__TASK STATEMENT__.
Write out all of the lines below, exactly and completely.

#### GIVEN ENTRIES ####

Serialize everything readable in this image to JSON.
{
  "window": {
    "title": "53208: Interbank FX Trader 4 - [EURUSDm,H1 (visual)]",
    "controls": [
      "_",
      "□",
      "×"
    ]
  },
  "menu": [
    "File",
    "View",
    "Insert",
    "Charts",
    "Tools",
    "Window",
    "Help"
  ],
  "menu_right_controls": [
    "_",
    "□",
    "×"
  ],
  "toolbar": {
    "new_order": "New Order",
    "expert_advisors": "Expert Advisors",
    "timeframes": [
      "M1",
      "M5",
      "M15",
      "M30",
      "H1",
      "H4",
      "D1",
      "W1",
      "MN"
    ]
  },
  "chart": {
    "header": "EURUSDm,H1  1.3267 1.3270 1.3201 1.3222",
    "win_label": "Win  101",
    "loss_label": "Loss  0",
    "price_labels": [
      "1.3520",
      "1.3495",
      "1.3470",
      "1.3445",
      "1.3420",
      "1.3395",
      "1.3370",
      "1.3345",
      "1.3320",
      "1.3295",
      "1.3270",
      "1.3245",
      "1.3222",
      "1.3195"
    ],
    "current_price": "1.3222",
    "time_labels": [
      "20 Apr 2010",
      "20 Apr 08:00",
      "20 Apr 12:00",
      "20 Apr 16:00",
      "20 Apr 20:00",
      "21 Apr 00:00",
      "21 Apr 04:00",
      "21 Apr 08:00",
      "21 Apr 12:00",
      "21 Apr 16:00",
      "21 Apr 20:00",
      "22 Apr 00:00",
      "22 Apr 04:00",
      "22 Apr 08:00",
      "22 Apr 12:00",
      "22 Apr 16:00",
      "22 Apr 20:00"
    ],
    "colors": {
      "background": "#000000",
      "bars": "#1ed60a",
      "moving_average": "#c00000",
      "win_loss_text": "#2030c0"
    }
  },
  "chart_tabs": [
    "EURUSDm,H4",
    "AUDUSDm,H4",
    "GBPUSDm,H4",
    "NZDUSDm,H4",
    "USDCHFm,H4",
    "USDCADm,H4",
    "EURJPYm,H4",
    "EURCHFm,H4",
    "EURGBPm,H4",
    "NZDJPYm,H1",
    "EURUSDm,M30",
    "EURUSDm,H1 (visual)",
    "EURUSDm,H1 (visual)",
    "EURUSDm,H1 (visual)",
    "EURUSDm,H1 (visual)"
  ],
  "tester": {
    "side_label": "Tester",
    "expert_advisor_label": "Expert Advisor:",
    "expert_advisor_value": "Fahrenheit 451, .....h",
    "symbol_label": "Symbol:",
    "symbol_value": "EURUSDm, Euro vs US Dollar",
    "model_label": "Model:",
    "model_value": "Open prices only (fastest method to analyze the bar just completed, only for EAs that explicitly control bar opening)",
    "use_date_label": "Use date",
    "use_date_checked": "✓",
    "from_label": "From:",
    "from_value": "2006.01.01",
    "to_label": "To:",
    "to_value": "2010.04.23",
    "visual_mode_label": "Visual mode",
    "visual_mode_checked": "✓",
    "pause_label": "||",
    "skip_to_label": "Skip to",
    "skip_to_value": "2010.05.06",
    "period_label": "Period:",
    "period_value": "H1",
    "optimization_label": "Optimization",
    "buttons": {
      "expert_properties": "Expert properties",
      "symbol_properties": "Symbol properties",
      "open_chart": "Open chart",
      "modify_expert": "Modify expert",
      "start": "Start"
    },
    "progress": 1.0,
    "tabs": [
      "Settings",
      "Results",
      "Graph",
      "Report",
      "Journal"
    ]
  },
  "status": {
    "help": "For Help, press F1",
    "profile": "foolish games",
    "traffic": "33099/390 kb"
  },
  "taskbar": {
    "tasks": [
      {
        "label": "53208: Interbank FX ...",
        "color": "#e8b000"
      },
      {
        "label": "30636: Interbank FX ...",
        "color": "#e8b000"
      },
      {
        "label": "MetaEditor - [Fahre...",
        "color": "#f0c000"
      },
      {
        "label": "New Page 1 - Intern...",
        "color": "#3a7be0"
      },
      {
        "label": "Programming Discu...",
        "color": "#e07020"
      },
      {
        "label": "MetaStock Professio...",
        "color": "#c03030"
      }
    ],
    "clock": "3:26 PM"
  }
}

####

__REPLY__.
Serialize everything readable in this image to JSON.
{
  "window": {
    "title": "53208: Interbank FX Trader 4 - [EURUSDm,H1 (visual)]",
    "controls": [
      "_",
      "□",
      "×"
    ]
  },
  "menu": [
    "File",
    "View",
    "Insert",
    "Charts",
    "Tools",
    "Window",
    "Help"
  ],
  "menu_right_controls": [
    "_",
    "□",
    "×"
  ],
  "toolbar": {
    "new_order": "New Order",
    "expert_advisors": "Expert Advisors",
    "timeframes": [
      "M1",
      "M5",
      "M15",
      "M30",
      "H1",
      "H4",
      "D1",
      "W1",
      "MN"
    ]
  },
  "chart": {
    "header": "EURUSDm,H1  1.3267 1.3270 1.3201 1.3222",
    "win_label": "Win  101",
    "loss_label": "Loss  0",
    "price_labels": [
      "1.3520",
      "1.3495",
      "1.3470",
      "1.3445",
      "1.3420",
      "1.3395",
      "1.3370",
      "1.3345",
      "1.3320",
      "1.3295",
      "1.3270",
      "1.3245",
      "1.3222",
      "1.3195"
    ],
    "current_price": "1.3222",
    "time_labels": [
      "20 Apr 2010",
      "20 Apr 08:00",
      "20 Apr 12:00",
      "20 Apr 16:00",
      "20 Apr 20:00",
      "21 Apr 00:00",
      "21 Apr 04:00",
      "21 Apr 08:00",
      "21 Apr 12:00",
      "21 Apr 16:00",
      "21 Apr 20:00",
      "22 Apr 00:00",
      "22 Apr 04:00",
      "22 Apr 08:00",
      "22 Apr 12:00",
      "22 Apr 16:00",
      "22 Apr 20:00"
    ],
    "colors": {
      "background": "#000000",
      "bars": "#1ed60a",
      "moving_average": "#c00000",
      "win_loss_text": "#2030c0"
    }
  },
  "chart_tabs": [
    "EURUSDm,H4",
    "AUDUSDm,H4",
    "GBPUSDm,H4",
    "NZDUSDm,H4",
    "USDCHFm,H4",
    "USDCADm,H4",
    "EURJPYm,H4",
    "EURCHFm,H4",
    "EURGBPm,H4",
    "NZDJPYm,H1",
    "EURUSDm,M30",
    "EURUSDm,H1 (visual)",
    "EURUSDm,H1 (visual)",
    "EURUSDm,H1 (visual)",
    "EURUSDm,H1 (visual)"
  ],
  "tester": {
    "side_label": "Tester",
    "expert_advisor_label": "Expert Advisor:",
    "expert_advisor_value": "Fahrenheit 451, .....h",
    "symbol_label": "Symbol:",
    "symbol_value": "EURUSDm, Euro vs US Dollar",
    "model_label": "Model:",
    "model_value": "Open prices only (fastest method to analyze the bar just completed, only for EAs that explicitly control bar opening)",
    "use_date_label": "Use date",
    "use_date_checked": "✓",
    "from_label": "From:",
    "from_value": "2006.01.01",
    "to_label": "To:",
    "to_value": "2010.04.23",
    "visual_mode_label": "Visual mode",
    "visual_mode_checked": "✓",
    "pause_label": "||",
    "skip_to_label": "Skip to",
    "skip_to_value": "2010.05.06",
    "period_label": "Period:",
    "period_value": "H1",
    "optimization_label": "Optimization",
    "buttons": {
      "expert_properties": "Expert properties",
      "symbol_properties": "Symbol properties",
      "open_chart": "Open chart",
      "modify_expert": "Modify expert",
      "start": "Start"
    },
    "progress": 1.0,
    "tabs": [
      "Settings",
      "Results",
      "Graph",
      "Report",
      "Journal"
    ]
  },
  "status": {
    "help": "For Help, press F1",
    "profile": "foolish games",
    "traffic": "33099/390 kb"
  },
  "taskbar": {
    "tasks": [
      {
        "label": "53208: Interbank FX ...",
        "color": "#e8b000"
      },
      {
        "label": "30636: Interbank FX ...",
        "color": "#e8b000"
      },
      {
        "label": "MetaEditor - [Fahre...",
        "color": "#f0c000"
      },
      {
        "label": "New Page 1 - Intern...",
        "color": "#3a7be0"
      },
      {
        "label": "Programming Discu...",
        "color": "#e07020"
      },
      {
        "label": "MetaStock Professio...",
        "color": "#c03030"
      }
    ],
    "clock": "3:26 PM"
  }
}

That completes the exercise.